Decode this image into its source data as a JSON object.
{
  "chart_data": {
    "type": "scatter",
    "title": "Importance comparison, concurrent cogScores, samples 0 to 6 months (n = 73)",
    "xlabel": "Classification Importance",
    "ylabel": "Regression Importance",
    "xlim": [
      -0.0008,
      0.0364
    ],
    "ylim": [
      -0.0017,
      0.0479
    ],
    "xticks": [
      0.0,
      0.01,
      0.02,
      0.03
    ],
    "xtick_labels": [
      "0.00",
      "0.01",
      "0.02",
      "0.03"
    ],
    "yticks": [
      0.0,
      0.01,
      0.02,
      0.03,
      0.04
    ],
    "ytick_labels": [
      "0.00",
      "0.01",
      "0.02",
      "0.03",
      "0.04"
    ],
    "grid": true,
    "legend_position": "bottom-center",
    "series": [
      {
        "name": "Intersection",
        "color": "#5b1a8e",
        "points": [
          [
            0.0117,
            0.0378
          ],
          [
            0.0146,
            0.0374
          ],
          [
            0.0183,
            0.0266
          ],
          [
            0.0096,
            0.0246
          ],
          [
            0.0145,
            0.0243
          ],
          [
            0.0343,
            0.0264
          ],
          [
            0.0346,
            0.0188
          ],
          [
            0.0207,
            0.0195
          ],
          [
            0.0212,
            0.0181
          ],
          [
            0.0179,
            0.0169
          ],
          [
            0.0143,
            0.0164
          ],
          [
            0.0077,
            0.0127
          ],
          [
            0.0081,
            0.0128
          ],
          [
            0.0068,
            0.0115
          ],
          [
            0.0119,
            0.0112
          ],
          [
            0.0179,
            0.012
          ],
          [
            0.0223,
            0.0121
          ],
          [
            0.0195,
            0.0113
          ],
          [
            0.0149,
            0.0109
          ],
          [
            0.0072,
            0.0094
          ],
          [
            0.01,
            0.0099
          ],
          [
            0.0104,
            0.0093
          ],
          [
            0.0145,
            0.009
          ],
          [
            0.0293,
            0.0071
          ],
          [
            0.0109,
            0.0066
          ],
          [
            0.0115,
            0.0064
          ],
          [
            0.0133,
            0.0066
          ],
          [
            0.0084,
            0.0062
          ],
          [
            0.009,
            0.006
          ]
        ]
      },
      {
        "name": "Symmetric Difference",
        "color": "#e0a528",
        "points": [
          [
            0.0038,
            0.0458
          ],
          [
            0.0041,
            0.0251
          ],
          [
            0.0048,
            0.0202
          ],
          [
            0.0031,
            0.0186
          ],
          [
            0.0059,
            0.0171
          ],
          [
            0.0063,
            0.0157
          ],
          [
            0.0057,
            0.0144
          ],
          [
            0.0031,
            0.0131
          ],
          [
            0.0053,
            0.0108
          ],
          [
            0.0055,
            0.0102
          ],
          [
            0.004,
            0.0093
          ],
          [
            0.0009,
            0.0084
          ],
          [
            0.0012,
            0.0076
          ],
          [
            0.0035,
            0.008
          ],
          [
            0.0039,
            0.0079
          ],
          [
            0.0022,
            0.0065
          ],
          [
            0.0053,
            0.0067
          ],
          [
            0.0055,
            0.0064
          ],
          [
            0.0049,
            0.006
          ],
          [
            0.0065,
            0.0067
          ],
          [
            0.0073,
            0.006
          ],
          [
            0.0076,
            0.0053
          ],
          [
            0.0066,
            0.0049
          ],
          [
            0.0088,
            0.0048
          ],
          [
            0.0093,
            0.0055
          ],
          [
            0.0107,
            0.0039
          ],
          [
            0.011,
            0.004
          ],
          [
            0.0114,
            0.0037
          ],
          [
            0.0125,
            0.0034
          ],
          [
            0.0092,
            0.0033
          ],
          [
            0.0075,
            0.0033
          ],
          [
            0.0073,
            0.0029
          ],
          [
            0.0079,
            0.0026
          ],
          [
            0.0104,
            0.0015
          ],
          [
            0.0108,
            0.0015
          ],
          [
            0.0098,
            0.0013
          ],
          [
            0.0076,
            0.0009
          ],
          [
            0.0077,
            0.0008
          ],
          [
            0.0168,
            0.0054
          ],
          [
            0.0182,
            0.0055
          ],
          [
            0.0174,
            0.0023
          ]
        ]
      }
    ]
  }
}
* * * * * * *
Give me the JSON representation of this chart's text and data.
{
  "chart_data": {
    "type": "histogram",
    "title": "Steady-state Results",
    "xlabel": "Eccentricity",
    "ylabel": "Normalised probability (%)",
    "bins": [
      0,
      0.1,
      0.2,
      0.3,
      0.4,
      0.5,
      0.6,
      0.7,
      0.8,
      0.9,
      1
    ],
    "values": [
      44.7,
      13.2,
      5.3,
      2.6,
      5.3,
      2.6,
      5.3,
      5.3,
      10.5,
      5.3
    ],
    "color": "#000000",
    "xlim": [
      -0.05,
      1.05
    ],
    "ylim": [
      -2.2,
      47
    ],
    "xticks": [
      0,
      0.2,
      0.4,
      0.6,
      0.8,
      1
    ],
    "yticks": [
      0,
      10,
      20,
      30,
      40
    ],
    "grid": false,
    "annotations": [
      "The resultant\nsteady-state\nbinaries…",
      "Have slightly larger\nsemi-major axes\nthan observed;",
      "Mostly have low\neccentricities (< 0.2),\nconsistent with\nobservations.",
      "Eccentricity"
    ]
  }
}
* * * * * * *
▶ Problem requirements
Go through the listing above and pull out each line containing the word "JSON".

▶ Task result
Decode this image into its source data as a JSON object.
Give me the JSON representation of this chart's text and data.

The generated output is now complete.